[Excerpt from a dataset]
↓↓↓

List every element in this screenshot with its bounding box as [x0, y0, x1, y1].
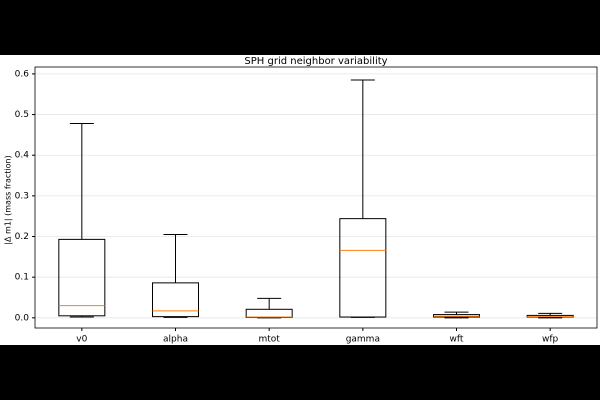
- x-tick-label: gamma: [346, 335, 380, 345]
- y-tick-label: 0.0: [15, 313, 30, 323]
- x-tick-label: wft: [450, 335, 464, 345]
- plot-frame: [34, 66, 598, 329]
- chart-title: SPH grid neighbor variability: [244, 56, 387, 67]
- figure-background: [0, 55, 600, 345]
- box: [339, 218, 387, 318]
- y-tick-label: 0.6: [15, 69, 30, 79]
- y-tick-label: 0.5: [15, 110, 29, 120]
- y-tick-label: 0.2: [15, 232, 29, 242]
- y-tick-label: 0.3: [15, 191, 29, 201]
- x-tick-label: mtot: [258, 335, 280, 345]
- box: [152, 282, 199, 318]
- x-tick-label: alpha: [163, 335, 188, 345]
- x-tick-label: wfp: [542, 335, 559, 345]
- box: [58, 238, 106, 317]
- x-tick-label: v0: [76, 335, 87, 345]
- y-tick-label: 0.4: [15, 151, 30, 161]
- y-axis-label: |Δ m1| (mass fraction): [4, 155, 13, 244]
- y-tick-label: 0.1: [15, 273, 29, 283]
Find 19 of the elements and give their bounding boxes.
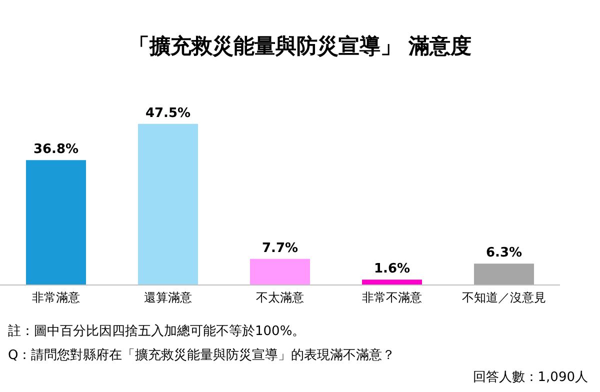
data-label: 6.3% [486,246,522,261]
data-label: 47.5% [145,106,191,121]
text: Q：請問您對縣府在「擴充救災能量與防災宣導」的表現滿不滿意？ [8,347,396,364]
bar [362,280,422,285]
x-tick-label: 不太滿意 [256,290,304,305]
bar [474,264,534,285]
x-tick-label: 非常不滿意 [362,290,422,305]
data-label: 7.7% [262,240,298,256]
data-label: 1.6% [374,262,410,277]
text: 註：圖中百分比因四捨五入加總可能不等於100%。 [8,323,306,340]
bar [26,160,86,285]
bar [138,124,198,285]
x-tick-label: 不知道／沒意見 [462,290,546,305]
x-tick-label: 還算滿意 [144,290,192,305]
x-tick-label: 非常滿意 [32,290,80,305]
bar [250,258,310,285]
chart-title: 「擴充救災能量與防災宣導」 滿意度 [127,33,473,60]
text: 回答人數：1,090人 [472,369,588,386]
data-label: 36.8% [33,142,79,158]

↑↑↑

• [What needs to be done]: Pull out every line of the items above that contains the string "bounding".

• [Task output]:
List every element in this screenshot with its bounding box as [x0, y0, x1, y1].
Find 19 of the elements and give their bounding boxes.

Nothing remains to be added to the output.